*GIVEN PASSAGE*:
★ ★ ★ ★
Tuesday, February 2, 2016
Friday, January 29, 2016
Thursday, January 28, 2016
Monday, January 18, 2016
After church today Olivia felt like she needed a rest, so she told Katelyn to set the timer for THREE HOURS, and then they could play. Katelyn came to spend those three hours with me while we checked the timer on my phone several times. But she never bothered Livi about it once! She was dedicated to the plan.
The timer went off right before dinner, so after we ate the ever-popular meatball stroganoff, they got busy chasing each other around the circle of walls downstairs and up and down stairs. It was pretty cute. After I finished the dishes and my sweetie pie worked on a loaf of bread (he's our bread maker, which is cute), I asked Kate if she wanted to watch the new video from Cute Girls Hairstyles on YouTube, which we love to do together -- it's one of our "things". She settled right in on the arm of the couch while KJ played his computer game and Liv played on the stairs with Benson. After picking out a couple of extras to watch, Liv wondered over and whispered in Kates ear. Then they ran up the stairs! The Double B finished and headed upstairs to cross stitch and KJ and I visited for awhile while Benson played until he was ready for bedtime. I got him changed and tucked into bed and went to visit with my sweetie for a minute after giving the kids their ten minute warning for bed. Then the most magical sound came down the halls -- my girls belting out their latest inspirational and favorite hit song at the top of their lungs "I'm gonna stand by you, even if we're breaking down..." -- lots of vocal trills and tricks to go along with it. I went to peak and Liv was diligently working on doing one of the bun tutorials we'd watched on Katelyn's hair. The only trouble is the girl in the video had thick brown hair and Kate has thin blond hair, which we know is a totally different rodeo. It was so cute to see them working hard on their secret plan.
Earlier tonight Liv said to me "I just don't know if Katelyn and I have had any quality time together today -- I think I'm going to make tomorrow a sisters day!" Katelyn will be thrilled with this news!
Being a Mom is a lot of hard work, but it's got some awesome perks! I love this little family of mine.
Sunday, January 17, 2016
I have a conflict.
I love Sunday. I want Sunday to truly be the Sabbath Day in my mind and in my heart.
Also, I love primary. I'm good at primary.
More then primary, I love my children. They deserve my very best self.
The conflict is, by the time I get the children ready for church, get done being my most patient self with primary, and feed everyone, I am DONE. I'm out of patience. Out. Out of it. It is gone. So my kids get the mealy leftovers of Mom.
I DEEPLY CRAVE SILENCE.
So often times, I'm after my kids all day because I used up what I had in primary. I have a sensory issue with noise that gets worse the older I get, and the noise of even my own four kids can deeply overwhelm me. The noise of a whole bunch of kids... is hard. It really scrambles my thoughts and upsets me a lot even though I have a smile on my face, so by the time I'm home, I often snap. I wish I was different, and I keep working on it. But what it really means is, for the last four years of this particular primary stint my kids get half (or a fourth or an eighth some Sundays) of a Mom on their Sabbath afternoon. No stories or cuddles, because I can't handle the simulation. I just want to be alone and tolerate company as best I can. I think that's why I sometimes feel discouraged that primary appears to be my auxiliary, because I'm afraid we'll always deal with this. I actually had to take anti-anxiety medication when I was called into primary again in August. My kids deserve a loving Sabbath Mom. But I'm being honest when I say that only some of it is in my control. Hard to explain, but still true. So I guess I'll keep working at what IS in my control.
I told the Lord I'd give everything I have in His service, and if that means giving up a little Sunday sanity, so be it! I will keep trying to dig deep into the reservoir of patience and will keep trying to be better every week. Working to find my own personal Sabbath Day in here, too.
★ ★ ★ ★
*THE DATA*:

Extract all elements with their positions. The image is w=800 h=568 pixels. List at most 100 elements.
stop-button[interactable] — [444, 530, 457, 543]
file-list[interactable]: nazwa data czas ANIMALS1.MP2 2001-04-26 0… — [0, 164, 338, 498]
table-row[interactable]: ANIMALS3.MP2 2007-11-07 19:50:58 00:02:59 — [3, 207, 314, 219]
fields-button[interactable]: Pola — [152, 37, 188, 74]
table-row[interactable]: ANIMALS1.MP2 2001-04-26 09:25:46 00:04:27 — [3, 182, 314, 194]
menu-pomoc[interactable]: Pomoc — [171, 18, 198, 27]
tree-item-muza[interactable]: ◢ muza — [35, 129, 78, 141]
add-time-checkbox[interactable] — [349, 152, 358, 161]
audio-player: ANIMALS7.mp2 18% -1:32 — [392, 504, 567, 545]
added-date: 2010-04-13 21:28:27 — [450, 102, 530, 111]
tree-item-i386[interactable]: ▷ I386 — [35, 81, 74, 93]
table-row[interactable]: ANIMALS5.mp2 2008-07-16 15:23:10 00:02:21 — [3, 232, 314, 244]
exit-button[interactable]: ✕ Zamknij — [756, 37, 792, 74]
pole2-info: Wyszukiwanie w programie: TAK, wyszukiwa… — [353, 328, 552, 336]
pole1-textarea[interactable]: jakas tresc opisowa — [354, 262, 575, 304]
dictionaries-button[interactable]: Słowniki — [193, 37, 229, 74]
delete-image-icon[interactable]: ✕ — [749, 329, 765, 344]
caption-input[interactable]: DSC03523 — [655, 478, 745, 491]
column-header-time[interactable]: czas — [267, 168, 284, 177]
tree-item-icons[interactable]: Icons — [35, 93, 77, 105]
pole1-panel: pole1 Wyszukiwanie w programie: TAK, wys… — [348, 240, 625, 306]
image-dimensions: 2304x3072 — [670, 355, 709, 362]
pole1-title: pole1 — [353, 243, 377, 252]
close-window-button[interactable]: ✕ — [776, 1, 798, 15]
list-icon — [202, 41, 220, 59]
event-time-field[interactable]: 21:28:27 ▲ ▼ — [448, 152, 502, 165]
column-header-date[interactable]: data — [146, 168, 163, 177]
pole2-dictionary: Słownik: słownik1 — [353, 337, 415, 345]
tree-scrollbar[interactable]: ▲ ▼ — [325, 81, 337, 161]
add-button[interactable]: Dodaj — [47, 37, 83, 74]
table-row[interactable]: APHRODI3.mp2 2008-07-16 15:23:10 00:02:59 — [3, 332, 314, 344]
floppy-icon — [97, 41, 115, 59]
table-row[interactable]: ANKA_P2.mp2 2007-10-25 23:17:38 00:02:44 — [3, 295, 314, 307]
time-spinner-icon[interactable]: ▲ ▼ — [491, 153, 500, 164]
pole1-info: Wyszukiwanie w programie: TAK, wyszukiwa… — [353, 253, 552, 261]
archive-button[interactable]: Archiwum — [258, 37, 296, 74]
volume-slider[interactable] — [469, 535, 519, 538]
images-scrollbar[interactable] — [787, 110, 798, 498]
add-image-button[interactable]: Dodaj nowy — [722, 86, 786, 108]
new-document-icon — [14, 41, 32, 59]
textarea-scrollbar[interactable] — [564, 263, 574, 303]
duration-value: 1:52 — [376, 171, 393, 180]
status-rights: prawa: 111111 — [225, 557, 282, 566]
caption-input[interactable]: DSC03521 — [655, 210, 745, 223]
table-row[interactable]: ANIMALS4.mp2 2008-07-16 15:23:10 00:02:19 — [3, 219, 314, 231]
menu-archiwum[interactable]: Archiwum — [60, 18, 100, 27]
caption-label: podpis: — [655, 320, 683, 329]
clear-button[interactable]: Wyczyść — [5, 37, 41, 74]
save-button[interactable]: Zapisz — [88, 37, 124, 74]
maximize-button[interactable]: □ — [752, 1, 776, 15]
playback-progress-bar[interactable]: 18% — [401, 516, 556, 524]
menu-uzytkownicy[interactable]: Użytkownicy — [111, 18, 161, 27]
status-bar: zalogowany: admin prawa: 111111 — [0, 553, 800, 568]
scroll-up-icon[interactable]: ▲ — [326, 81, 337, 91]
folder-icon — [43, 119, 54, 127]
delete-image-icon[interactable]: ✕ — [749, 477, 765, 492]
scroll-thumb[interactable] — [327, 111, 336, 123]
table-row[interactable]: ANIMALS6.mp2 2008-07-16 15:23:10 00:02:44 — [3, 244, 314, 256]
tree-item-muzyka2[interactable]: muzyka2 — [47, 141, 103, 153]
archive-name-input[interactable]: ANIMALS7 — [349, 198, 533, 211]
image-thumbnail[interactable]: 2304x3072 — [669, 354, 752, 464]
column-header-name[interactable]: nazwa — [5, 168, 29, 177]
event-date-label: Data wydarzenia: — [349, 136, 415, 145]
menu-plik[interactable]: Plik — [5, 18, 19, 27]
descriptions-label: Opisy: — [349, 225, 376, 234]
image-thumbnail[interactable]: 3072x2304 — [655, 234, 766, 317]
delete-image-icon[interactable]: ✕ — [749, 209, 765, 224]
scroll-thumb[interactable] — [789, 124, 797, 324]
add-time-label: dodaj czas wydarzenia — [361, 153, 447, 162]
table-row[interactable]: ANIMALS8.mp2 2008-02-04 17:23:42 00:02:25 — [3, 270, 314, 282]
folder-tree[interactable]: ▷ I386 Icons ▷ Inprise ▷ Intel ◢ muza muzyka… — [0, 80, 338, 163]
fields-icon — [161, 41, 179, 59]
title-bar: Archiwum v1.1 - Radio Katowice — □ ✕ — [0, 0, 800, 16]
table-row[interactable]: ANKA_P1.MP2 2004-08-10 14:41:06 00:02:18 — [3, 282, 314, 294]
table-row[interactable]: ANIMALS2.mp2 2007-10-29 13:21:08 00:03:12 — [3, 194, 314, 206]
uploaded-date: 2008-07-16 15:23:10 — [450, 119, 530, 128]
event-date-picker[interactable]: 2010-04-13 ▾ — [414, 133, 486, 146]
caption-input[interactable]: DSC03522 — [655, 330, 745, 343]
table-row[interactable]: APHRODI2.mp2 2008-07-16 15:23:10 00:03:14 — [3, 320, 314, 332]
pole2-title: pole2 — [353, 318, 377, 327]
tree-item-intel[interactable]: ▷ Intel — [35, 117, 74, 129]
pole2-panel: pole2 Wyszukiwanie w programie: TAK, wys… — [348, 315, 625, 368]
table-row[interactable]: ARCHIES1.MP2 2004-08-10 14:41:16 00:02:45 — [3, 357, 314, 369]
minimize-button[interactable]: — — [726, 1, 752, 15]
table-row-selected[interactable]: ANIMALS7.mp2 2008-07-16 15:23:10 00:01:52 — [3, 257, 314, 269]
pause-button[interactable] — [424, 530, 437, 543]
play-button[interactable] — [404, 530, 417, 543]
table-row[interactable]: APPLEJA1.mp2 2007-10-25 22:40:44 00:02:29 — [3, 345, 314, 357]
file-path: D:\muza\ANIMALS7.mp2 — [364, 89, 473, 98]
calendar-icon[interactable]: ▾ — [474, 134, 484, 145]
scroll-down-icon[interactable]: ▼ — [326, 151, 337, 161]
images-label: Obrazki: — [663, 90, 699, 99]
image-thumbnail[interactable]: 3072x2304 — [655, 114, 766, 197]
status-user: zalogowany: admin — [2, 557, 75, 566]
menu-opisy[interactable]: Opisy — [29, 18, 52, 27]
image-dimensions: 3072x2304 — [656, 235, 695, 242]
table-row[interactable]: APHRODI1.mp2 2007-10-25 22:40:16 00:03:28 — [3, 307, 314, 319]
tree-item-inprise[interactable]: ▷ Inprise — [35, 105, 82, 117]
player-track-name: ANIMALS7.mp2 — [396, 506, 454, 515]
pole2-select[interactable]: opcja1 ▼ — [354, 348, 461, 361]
★ ★ ★ ★
*TASKS TO CARRY OUT*:
a - Translate this sentence from the blog post into Spanish: "Being a Mom is a lot of hard work, but it's got some awesome perks!"
b - Reproduce the blog post's wording from "Being a Mom" to "good at primary.".

*ANSWERS IN ORDER*:
a - Ser mamá es muchísimo trabajo, ¡pero tiene algunas ventajas increíbles!

b -
Being a Mom is a lot of hard work, but it's got some awesome perks! I love this little family of mine.
Sunday, January 17, 2016
I have a conflict.
I love Sunday. I want Sunday to truly be the Sabbath Day in my mind and in my heart.
Also, I love primary. I'm good at primary.